____ GIVEN INFORMATION
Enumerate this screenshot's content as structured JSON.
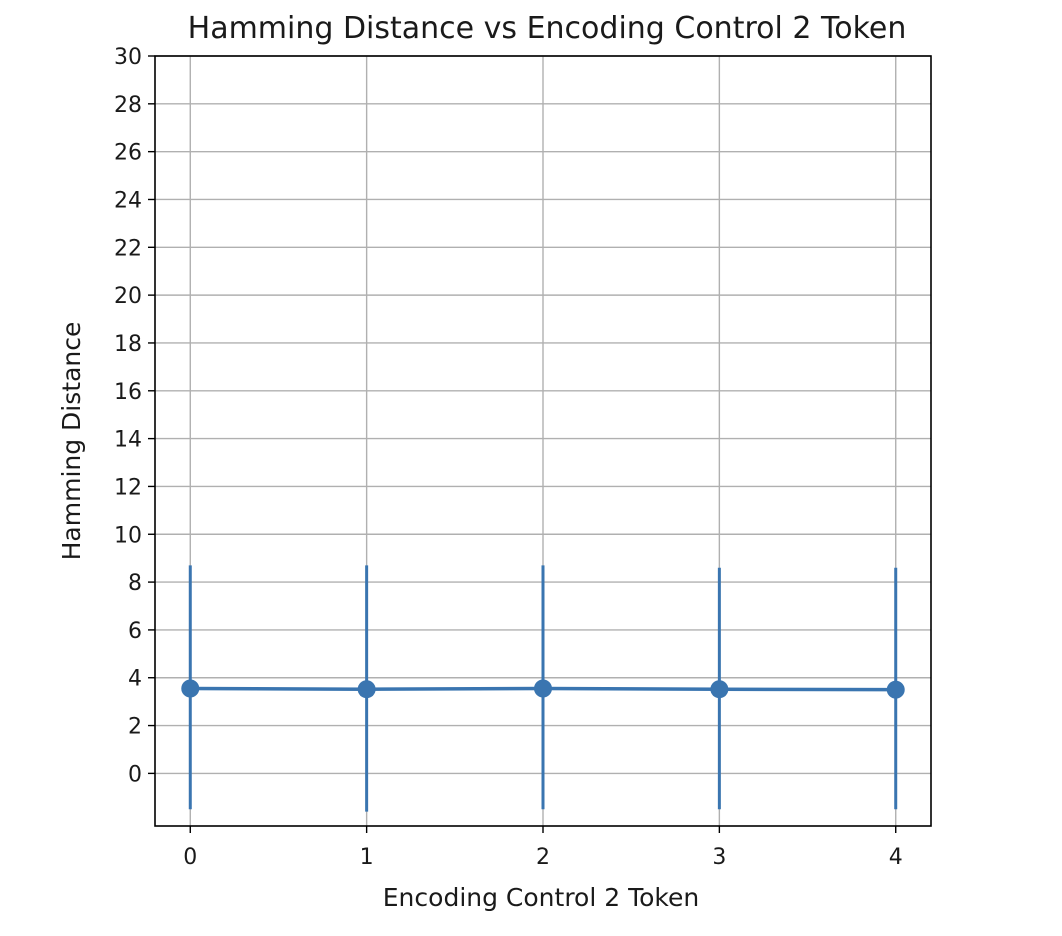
{
  "chart_data": {
    "type": "line",
    "title": "Hamming Distance vs Encoding Control 2 Token",
    "xlabel": "Encoding Control 2 Token",
    "ylabel": "Hamming Distance",
    "x": [
      0,
      1,
      2,
      3,
      4
    ],
    "xlim": [
      -0.2,
      4.2
    ],
    "ylim": [
      -2.2,
      30
    ],
    "x_ticks": [
      "0",
      "1",
      "2",
      "3",
      "4"
    ],
    "y_ticks": [
      "0",
      "2",
      "4",
      "6",
      "8",
      "10",
      "12",
      "14",
      "16",
      "18",
      "20",
      "22",
      "24",
      "26",
      "28",
      "30"
    ],
    "grid": true,
    "series": [
      {
        "values": [
          3.55,
          3.52,
          3.55,
          3.52,
          3.5
        ],
        "error_lower": [
          -1.5,
          -1.6,
          -1.5,
          -1.5,
          -1.5
        ],
        "error_upper": [
          8.7,
          8.7,
          8.7,
          8.6,
          8.6
        ],
        "color": "#3a75b0",
        "marker": "circle"
      }
    ],
    "colors": {
      "series": "#3a75b0",
      "grid": "#b0b0b0",
      "axes": "#000000"
    }
  }
}
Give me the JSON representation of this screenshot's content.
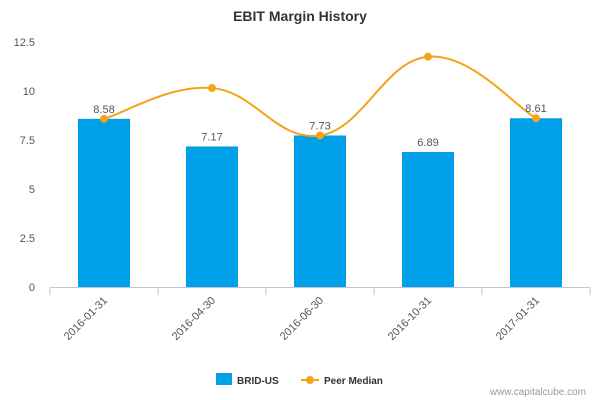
{
  "chart_data": {
    "type": "bar",
    "title": "EBIT Margin History",
    "categories": [
      "2016-01-31",
      "2016-04-30",
      "2016-06-30",
      "2016-10-31",
      "2017-01-31"
    ],
    "series": [
      {
        "name": "BRID-US",
        "type": "bar",
        "color": "#00a0e9",
        "values": [
          8.58,
          7.17,
          7.73,
          6.89,
          8.61
        ]
      },
      {
        "name": "Peer Median",
        "type": "line",
        "color": "#f5a31a",
        "values": [
          8.58,
          10.15,
          7.73,
          11.75,
          8.61
        ]
      }
    ],
    "ylim": [
      0,
      12.5
    ],
    "yticks": [
      "0",
      "2.5",
      "5",
      "7.5",
      "10",
      "12.5"
    ],
    "data_labels": [
      "8.58",
      "7.17",
      "7.73",
      "6.89",
      "8.61"
    ],
    "legend_position": "bottom-center",
    "grid": false
  },
  "credit": "www.capitalcube.com"
}
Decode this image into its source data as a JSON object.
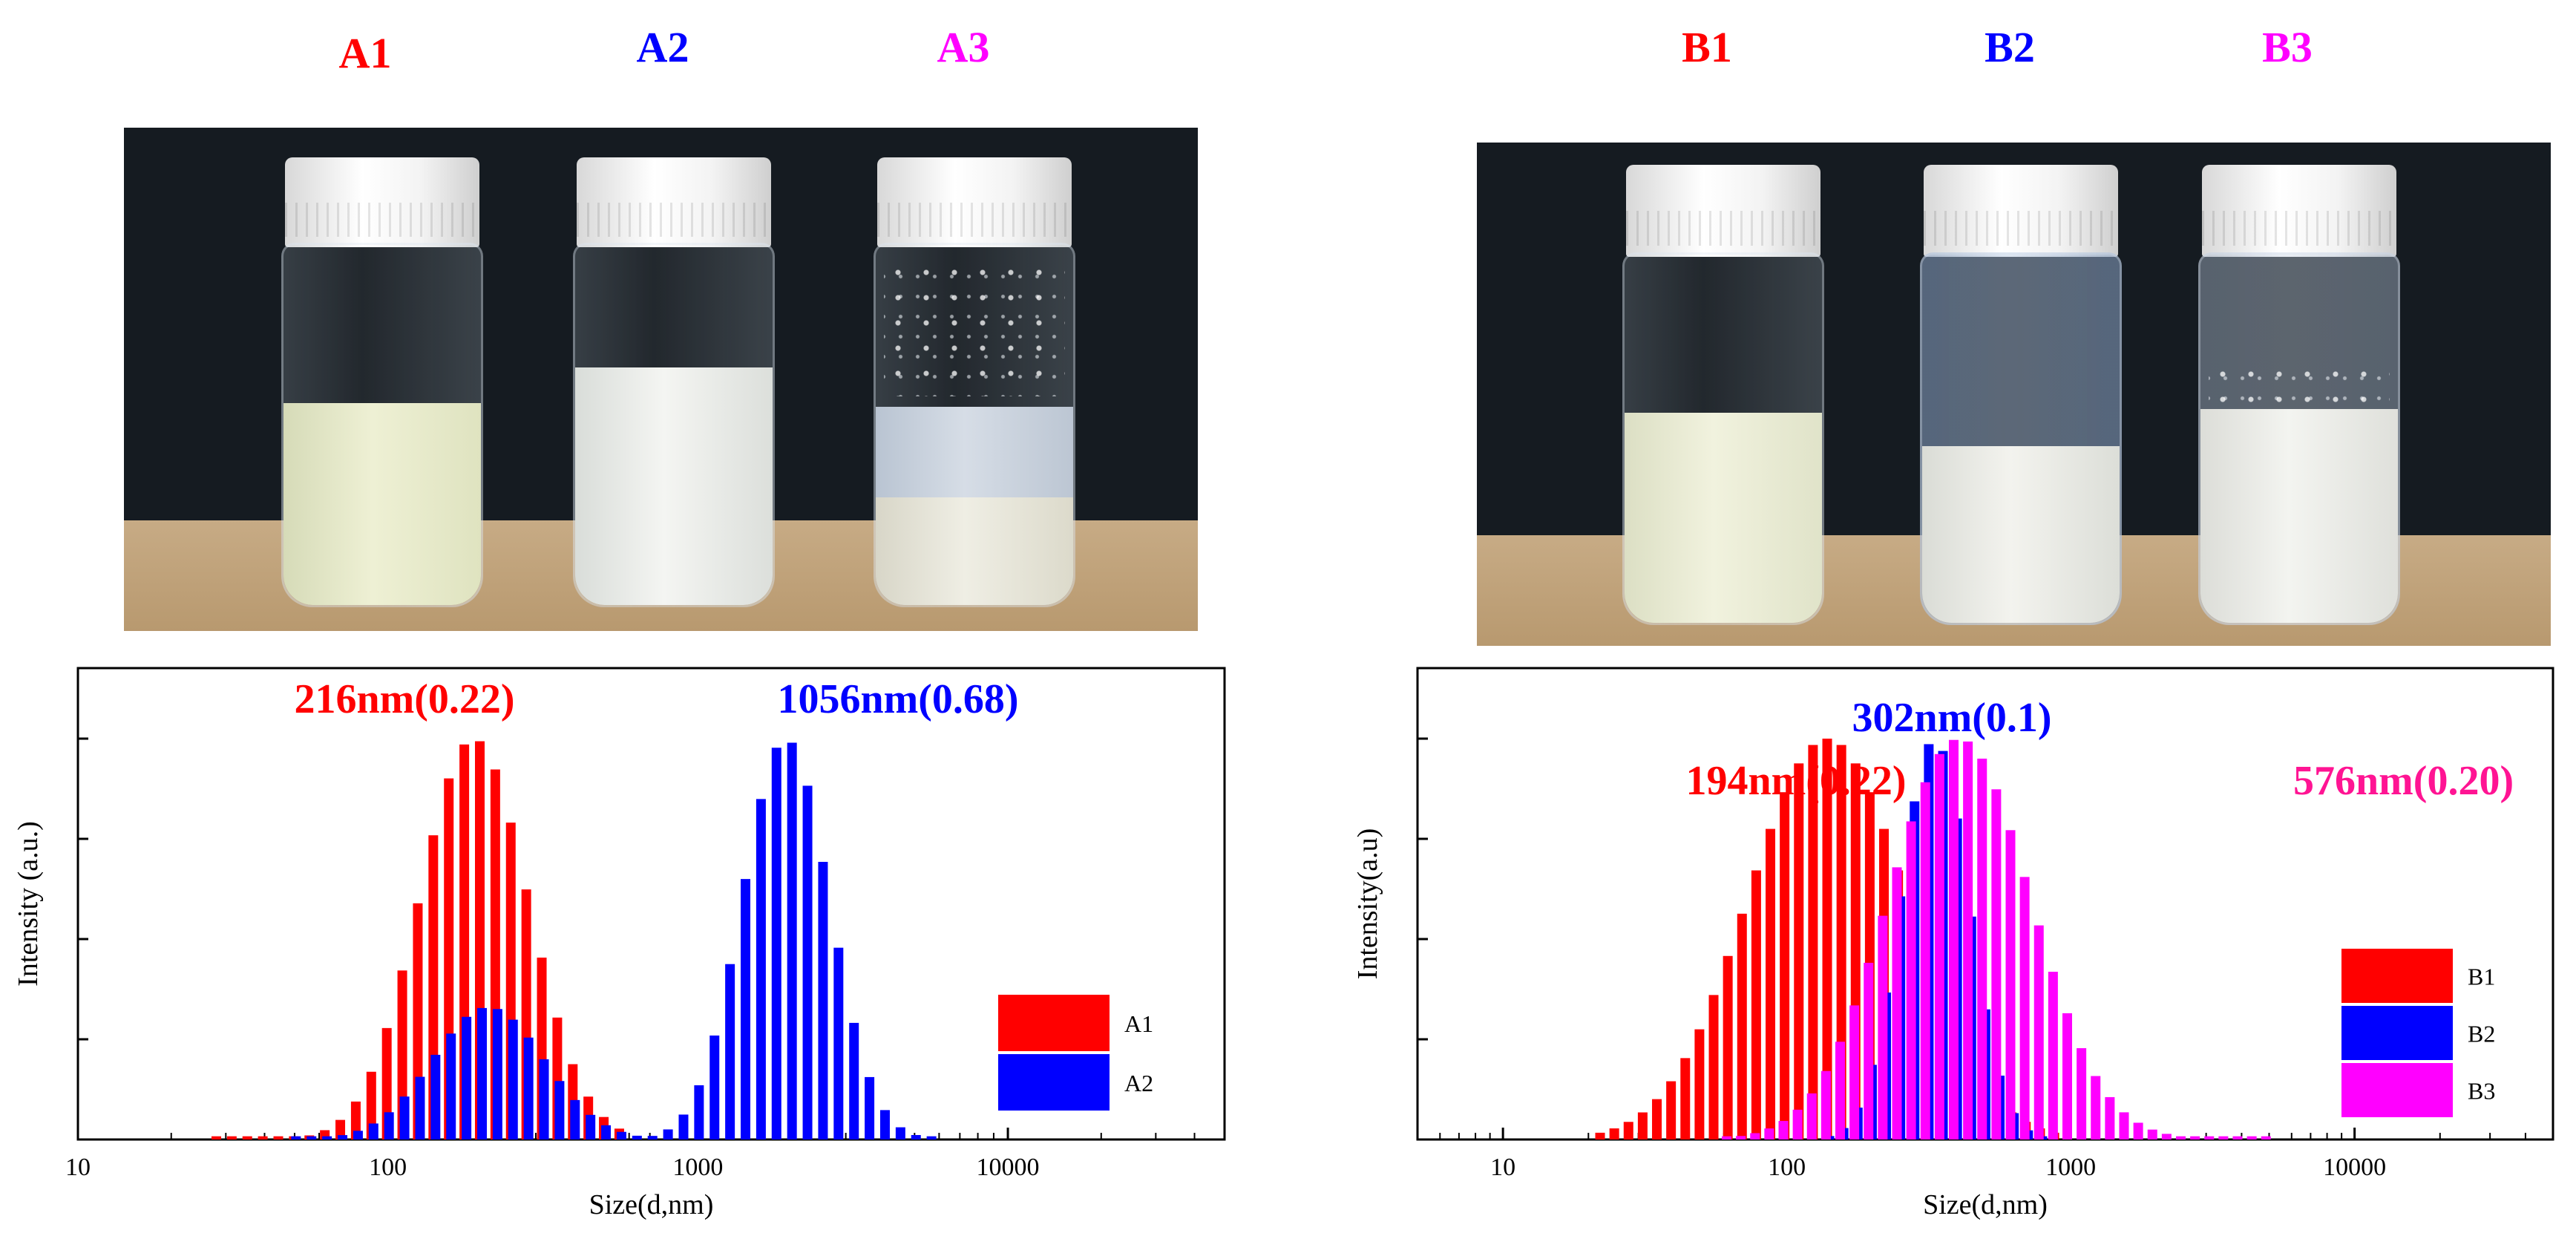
{
  "panels": [
    {
      "id": "A",
      "samples": [
        {
          "label": "A1",
          "color": "#ff0000",
          "phase": "single-emulsion"
        },
        {
          "label": "A2",
          "color": "#0000ff",
          "phase": "single-emulsion"
        },
        {
          "label": "A3",
          "color": "#ff00ff",
          "phase": "separated"
        }
      ]
    },
    {
      "id": "B",
      "samples": [
        {
          "label": "B1",
          "color": "#ff0000",
          "phase": "single-emulsion"
        },
        {
          "label": "B2",
          "color": "#0000ff",
          "phase": "single-emulsion"
        },
        {
          "label": "B3",
          "color": "#ff00ff",
          "phase": "single-emulsion"
        }
      ]
    }
  ],
  "chart_data": [
    {
      "id": "A",
      "type": "bar",
      "xscale": "log",
      "xlabel": "Size(d,nm)",
      "ylabel": "Intensity (a.u.)",
      "xlim": [
        10,
        50000
      ],
      "ylim": [
        0,
        1.0
      ],
      "xticks": [
        "10",
        "100",
        "1000",
        "10000"
      ],
      "legend": {
        "position": "right",
        "entries": [
          "A1",
          "A2"
        ]
      },
      "annotations": [
        {
          "text": "216nm(0.22)",
          "color": "#ff0000"
        },
        {
          "text": "1056nm(0.68)",
          "color": "#0000ff"
        }
      ],
      "series": [
        {
          "name": "A1",
          "color": "#ff0000",
          "log_center": 2.28,
          "log_sd": 0.175,
          "from": 1.45,
          "to": 2.75,
          "peak": 1.0
        },
        {
          "name": "A2",
          "color": "#0000ff",
          "log_center": 3.28,
          "log_sd": 0.14,
          "from": 1.7,
          "to": 3.78,
          "peak": 1.0,
          "secondary": {
            "log_center": 2.32,
            "log_sd": 0.18,
            "peak": 0.33
          }
        }
      ]
    },
    {
      "id": "B",
      "type": "bar",
      "xscale": "log",
      "xlabel": "Size(d,nm)",
      "ylabel": "Intensity(a.u)",
      "xlim": [
        5,
        50000
      ],
      "ylim": [
        0,
        1.0
      ],
      "xticks": [
        "10",
        "100",
        "1000",
        "10000"
      ],
      "legend": {
        "position": "right",
        "entries": [
          "B1",
          "B2",
          "B3"
        ]
      },
      "annotations": [
        {
          "text": "194nm(0.22)",
          "color": "#ff0000"
        },
        {
          "text": "302nm(0.1)",
          "color": "#0000ff"
        },
        {
          "text": "576nm(0.20)",
          "color": "#ff1493"
        }
      ],
      "series": [
        {
          "name": "B1",
          "color": "#ff0000",
          "log_center": 2.15,
          "log_sd": 0.28,
          "from": 1.35,
          "to": 2.98,
          "peak": 1.0
        },
        {
          "name": "B2",
          "color": "#0000ff",
          "log_center": 2.52,
          "log_sd": 0.12,
          "from": 2.15,
          "to": 2.92,
          "peak": 1.0
        },
        {
          "name": "B3",
          "color": "#ff00ff",
          "log_center": 2.6,
          "log_sd": 0.25,
          "from": 1.78,
          "to": 3.72,
          "peak": 1.0
        }
      ]
    }
  ]
}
________
§ SET TASK
Copy every line in the listing above where the string "ylabel" turns up.

§ RESPONSE FOR THIS EXERCISE
    "ylabel": "Hamming Distance",
      "ylabel": "Intensity (a.u.)",
      "ylabel": "Intensity(a.u)",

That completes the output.